▶ _AIM OF THE TASK_: Go through the entries below and print each one exactly, leaving out pictures.

== RECORDS SUPPLIED ==

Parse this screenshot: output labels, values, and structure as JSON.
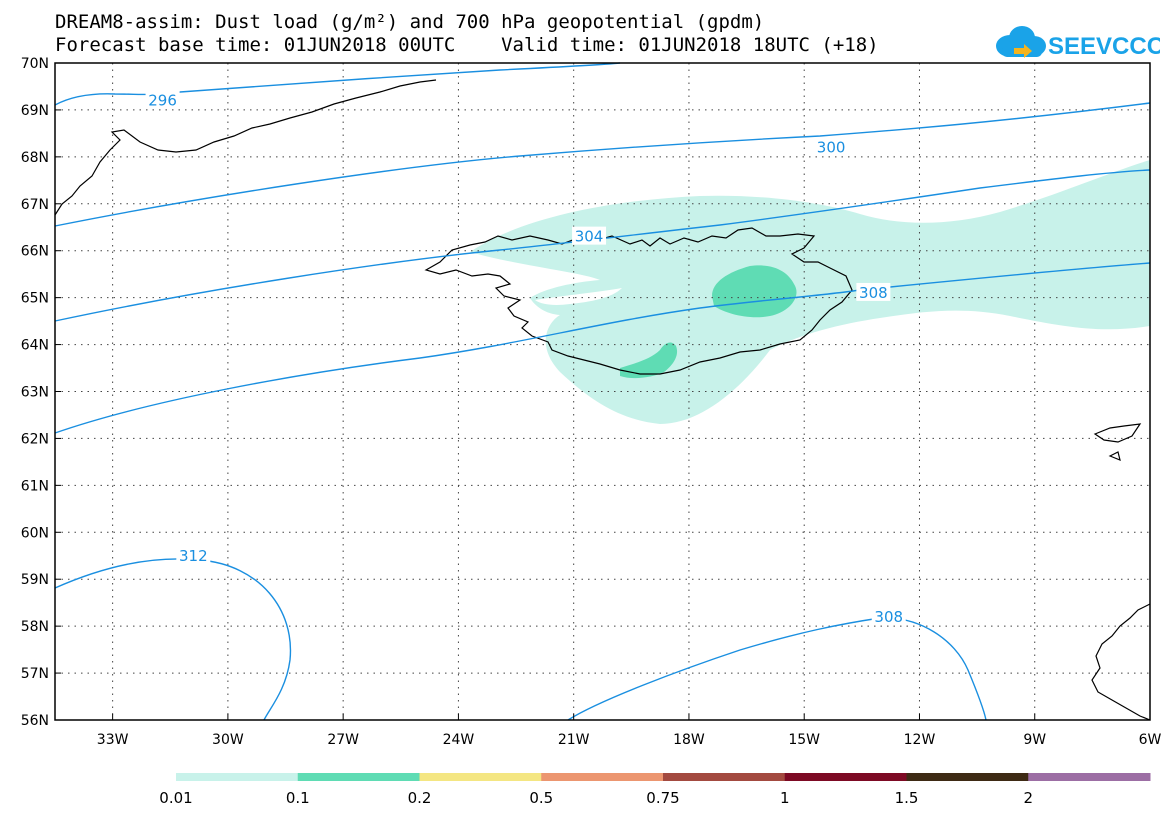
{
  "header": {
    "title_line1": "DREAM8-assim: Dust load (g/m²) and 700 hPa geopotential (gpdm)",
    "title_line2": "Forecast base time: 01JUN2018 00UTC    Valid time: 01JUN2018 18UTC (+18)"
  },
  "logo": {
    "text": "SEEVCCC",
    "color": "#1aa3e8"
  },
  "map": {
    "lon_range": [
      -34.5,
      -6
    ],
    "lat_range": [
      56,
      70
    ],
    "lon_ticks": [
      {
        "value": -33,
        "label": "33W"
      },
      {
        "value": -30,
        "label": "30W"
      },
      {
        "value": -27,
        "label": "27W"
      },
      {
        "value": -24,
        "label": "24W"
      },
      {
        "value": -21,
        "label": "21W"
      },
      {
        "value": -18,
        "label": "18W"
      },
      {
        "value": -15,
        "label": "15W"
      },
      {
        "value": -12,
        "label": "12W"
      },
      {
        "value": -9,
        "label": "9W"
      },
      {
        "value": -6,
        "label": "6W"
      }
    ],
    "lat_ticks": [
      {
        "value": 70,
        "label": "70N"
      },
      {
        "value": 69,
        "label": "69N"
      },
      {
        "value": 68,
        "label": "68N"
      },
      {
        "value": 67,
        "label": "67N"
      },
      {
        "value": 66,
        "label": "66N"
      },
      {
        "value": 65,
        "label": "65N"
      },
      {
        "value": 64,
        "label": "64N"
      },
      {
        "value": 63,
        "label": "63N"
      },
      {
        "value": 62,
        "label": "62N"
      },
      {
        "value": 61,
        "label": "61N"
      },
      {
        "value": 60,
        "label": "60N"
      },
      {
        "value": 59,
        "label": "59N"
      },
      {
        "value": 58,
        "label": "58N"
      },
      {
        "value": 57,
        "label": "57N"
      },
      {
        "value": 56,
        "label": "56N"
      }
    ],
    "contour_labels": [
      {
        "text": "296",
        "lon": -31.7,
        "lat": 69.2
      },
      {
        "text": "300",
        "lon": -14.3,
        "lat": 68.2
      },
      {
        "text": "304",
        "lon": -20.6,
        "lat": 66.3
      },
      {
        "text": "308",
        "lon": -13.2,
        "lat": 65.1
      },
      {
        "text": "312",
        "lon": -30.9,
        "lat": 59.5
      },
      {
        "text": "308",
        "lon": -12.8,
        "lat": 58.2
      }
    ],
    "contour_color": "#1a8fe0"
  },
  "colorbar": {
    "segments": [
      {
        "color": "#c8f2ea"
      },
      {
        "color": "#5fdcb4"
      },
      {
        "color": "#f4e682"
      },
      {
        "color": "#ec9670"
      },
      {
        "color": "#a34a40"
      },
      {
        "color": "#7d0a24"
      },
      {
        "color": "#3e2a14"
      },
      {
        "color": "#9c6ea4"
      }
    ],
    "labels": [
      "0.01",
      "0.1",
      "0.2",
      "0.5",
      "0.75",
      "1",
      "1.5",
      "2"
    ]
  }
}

===

▶ _SOLUTION TO THE EXERCISE_:
Parse this screenshot: output labels, values, and structure as JSON.
{
  "header": {
    "title_line1": "DREAM8-assim: Dust load (g/m²) and 700 hPa geopotential (gpdm)",
    "title_line2": "Forecast base time: 01JUN2018 00UTC    Valid time: 01JUN2018 18UTC (+18)"
  },
  "logo": {
    "text": "SEEVCCC",
    "color": "#1aa3e8"
  },
  "map": {
    "lon_range": [
      -34.5,
      -6
    ],
    "lat_range": [
      56,
      70
    ],
    "lon_ticks": [
      {
        "value": -33,
        "label": "33W"
      },
      {
        "value": -30,
        "label": "30W"
      },
      {
        "value": -27,
        "label": "27W"
      },
      {
        "value": -24,
        "label": "24W"
      },
      {
        "value": -21,
        "label": "21W"
      },
      {
        "value": -18,
        "label": "18W"
      },
      {
        "value": -15,
        "label": "15W"
      },
      {
        "value": -12,
        "label": "12W"
      },
      {
        "value": -9,
        "label": "9W"
      },
      {
        "value": -6,
        "label": "6W"
      }
    ],
    "lat_ticks": [
      {
        "value": 70,
        "label": "70N"
      },
      {
        "value": 69,
        "label": "69N"
      },
      {
        "value": 68,
        "label": "68N"
      },
      {
        "value": 67,
        "label": "67N"
      },
      {
        "value": 66,
        "label": "66N"
      },
      {
        "value": 65,
        "label": "65N"
      },
      {
        "value": 64,
        "label": "64N"
      },
      {
        "value": 63,
        "label": "63N"
      },
      {
        "value": 62,
        "label": "62N"
      },
      {
        "value": 61,
        "label": "61N"
      },
      {
        "value": 60,
        "label": "60N"
      },
      {
        "value": 59,
        "label": "59N"
      },
      {
        "value": 58,
        "label": "58N"
      },
      {
        "value": 57,
        "label": "57N"
      },
      {
        "value": 56,
        "label": "56N"
      }
    ],
    "contour_labels": [
      {
        "text": "296",
        "lon": -31.7,
        "lat": 69.2
      },
      {
        "text": "300",
        "lon": -14.3,
        "lat": 68.2
      },
      {
        "text": "304",
        "lon": -20.6,
        "lat": 66.3
      },
      {
        "text": "308",
        "lon": -13.2,
        "lat": 65.1
      },
      {
        "text": "312",
        "lon": -30.9,
        "lat": 59.5
      },
      {
        "text": "308",
        "lon": -12.8,
        "lat": 58.2
      }
    ],
    "contour_color": "#1a8fe0"
  },
  "colorbar": {
    "segments": [
      {
        "color": "#c8f2ea"
      },
      {
        "color": "#5fdcb4"
      },
      {
        "color": "#f4e682"
      },
      {
        "color": "#ec9670"
      },
      {
        "color": "#a34a40"
      },
      {
        "color": "#7d0a24"
      },
      {
        "color": "#3e2a14"
      },
      {
        "color": "#9c6ea4"
      }
    ],
    "labels": [
      "0.01",
      "0.1",
      "0.2",
      "0.5",
      "0.75",
      "1",
      "1.5",
      "2"
    ]
  }
}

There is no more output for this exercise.